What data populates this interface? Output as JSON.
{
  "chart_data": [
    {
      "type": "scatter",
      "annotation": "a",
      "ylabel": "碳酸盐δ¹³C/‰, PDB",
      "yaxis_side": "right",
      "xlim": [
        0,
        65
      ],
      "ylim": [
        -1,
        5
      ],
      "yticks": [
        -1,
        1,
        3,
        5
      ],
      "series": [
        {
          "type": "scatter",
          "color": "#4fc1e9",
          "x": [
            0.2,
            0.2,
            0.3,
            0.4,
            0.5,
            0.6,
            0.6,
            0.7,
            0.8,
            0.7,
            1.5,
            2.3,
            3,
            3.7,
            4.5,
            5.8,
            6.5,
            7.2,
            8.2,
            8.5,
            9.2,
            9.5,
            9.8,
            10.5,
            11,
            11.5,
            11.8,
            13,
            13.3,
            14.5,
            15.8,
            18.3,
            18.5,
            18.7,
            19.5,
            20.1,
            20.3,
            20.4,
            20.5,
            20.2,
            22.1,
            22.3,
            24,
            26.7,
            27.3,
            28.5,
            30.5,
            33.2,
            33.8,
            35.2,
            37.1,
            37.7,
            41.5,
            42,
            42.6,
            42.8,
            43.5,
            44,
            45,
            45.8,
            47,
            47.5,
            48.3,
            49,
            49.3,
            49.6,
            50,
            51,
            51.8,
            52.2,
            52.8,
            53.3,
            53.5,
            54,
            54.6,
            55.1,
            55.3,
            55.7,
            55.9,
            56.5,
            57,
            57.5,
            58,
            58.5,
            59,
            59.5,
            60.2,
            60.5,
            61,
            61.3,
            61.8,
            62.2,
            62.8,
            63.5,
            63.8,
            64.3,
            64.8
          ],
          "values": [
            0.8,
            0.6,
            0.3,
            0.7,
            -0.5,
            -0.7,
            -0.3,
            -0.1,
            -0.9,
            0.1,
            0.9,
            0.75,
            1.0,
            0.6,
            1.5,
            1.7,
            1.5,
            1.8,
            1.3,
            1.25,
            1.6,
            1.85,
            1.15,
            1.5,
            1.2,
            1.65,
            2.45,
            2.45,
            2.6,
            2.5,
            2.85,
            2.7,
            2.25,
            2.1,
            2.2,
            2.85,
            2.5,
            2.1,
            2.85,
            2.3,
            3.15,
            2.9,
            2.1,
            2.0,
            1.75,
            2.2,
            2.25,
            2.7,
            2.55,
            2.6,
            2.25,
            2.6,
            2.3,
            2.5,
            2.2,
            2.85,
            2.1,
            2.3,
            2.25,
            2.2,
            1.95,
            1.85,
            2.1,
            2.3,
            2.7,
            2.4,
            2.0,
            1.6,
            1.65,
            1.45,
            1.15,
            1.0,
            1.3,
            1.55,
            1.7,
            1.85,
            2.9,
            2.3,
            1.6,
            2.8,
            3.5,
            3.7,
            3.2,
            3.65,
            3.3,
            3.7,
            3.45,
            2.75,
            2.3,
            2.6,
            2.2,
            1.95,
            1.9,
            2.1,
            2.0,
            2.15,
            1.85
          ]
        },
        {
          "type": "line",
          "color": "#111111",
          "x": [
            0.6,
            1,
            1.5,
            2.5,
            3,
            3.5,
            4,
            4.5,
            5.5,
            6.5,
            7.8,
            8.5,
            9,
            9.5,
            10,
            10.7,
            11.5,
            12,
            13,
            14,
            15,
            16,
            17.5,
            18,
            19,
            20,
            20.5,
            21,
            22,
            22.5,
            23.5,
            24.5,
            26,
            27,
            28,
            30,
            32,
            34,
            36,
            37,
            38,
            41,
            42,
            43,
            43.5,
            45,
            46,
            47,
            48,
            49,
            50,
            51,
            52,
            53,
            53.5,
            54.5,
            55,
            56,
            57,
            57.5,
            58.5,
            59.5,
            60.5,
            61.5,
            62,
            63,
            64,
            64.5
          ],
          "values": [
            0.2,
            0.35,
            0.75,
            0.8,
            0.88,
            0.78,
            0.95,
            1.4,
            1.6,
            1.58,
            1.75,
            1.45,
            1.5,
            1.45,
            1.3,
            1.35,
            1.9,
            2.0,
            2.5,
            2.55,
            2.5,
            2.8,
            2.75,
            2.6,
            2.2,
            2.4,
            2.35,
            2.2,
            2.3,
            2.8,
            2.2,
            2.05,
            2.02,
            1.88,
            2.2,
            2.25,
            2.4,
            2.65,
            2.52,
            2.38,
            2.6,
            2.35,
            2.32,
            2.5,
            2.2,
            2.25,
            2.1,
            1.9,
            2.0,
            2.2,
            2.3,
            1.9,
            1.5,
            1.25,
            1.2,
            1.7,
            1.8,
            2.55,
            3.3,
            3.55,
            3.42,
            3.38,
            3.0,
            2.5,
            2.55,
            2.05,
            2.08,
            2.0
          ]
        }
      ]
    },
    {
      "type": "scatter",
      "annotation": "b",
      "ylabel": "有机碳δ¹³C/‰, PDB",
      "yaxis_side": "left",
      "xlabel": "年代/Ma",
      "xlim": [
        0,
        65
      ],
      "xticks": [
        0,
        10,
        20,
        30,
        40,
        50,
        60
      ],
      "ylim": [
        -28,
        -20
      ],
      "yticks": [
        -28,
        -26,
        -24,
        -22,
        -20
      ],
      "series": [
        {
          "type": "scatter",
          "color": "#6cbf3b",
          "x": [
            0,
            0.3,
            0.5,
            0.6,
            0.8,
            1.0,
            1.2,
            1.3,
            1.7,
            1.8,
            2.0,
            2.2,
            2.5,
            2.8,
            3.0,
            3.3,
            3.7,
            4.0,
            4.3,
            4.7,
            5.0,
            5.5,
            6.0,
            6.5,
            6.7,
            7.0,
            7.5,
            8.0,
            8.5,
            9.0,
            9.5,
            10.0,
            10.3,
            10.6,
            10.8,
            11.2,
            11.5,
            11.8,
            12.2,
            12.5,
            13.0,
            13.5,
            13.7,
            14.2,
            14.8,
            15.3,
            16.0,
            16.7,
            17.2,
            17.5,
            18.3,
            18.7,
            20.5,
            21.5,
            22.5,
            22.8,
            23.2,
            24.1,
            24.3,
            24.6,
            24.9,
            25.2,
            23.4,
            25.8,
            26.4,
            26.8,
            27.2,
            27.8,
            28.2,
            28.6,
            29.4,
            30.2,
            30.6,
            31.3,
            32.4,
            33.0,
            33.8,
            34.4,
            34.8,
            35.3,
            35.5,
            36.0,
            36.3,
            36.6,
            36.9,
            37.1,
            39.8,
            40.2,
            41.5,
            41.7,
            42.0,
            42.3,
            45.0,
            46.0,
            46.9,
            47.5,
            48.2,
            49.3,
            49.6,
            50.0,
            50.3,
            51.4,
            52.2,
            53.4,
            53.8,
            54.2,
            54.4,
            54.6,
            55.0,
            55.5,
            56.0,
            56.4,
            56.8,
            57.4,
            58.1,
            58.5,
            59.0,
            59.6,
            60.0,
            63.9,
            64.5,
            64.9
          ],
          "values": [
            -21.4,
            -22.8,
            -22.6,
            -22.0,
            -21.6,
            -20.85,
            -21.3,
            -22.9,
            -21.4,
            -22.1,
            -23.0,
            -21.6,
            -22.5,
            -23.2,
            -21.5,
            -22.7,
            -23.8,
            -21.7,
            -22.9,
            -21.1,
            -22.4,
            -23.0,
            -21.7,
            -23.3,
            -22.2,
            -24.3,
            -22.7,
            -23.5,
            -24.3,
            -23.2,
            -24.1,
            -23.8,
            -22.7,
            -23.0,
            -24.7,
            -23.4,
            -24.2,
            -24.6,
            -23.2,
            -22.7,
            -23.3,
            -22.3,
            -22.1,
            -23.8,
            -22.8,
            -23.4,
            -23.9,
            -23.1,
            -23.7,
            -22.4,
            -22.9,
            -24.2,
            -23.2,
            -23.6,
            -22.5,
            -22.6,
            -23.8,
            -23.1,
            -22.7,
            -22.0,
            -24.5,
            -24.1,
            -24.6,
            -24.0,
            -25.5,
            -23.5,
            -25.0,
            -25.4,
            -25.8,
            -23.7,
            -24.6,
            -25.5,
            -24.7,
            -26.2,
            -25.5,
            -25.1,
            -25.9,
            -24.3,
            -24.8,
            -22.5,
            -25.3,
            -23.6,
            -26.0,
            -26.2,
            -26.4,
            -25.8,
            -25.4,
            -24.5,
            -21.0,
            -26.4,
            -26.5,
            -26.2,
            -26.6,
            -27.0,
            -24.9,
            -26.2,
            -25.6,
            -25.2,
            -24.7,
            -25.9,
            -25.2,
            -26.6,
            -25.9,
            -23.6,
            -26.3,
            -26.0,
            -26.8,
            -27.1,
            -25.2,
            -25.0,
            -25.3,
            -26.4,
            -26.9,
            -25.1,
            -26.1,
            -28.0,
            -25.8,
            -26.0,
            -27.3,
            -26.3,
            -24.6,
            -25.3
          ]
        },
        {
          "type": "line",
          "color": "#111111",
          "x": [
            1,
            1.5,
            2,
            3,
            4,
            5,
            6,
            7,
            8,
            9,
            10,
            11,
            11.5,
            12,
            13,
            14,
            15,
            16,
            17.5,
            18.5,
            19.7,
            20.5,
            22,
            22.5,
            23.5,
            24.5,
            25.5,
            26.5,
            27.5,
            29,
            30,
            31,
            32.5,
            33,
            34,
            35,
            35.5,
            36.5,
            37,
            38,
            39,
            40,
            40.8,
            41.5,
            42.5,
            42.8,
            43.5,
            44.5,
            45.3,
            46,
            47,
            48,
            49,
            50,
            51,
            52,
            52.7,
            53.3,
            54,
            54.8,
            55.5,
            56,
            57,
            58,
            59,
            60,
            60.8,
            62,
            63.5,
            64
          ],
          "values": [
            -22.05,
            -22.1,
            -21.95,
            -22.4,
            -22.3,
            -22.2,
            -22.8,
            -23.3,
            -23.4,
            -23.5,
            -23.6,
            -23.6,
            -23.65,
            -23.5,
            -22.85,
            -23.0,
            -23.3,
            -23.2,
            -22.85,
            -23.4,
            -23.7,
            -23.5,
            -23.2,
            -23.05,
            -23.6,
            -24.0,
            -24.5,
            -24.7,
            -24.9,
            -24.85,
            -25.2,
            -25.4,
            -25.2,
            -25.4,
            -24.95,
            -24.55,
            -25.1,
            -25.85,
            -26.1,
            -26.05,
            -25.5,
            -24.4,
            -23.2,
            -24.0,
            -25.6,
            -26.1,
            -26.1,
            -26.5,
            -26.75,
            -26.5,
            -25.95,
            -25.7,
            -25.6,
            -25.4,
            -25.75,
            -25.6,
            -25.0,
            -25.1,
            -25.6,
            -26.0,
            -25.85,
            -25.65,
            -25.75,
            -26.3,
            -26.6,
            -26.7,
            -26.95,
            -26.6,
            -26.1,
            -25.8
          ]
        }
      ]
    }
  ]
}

......

- Exercise -
Extract every line containing the string "color" from the material.

- Solution for this exercise -
          "color": "#4fc1e9",
          "color": "#111111",
          "color": "#6cbf3b",
          "color": "#111111",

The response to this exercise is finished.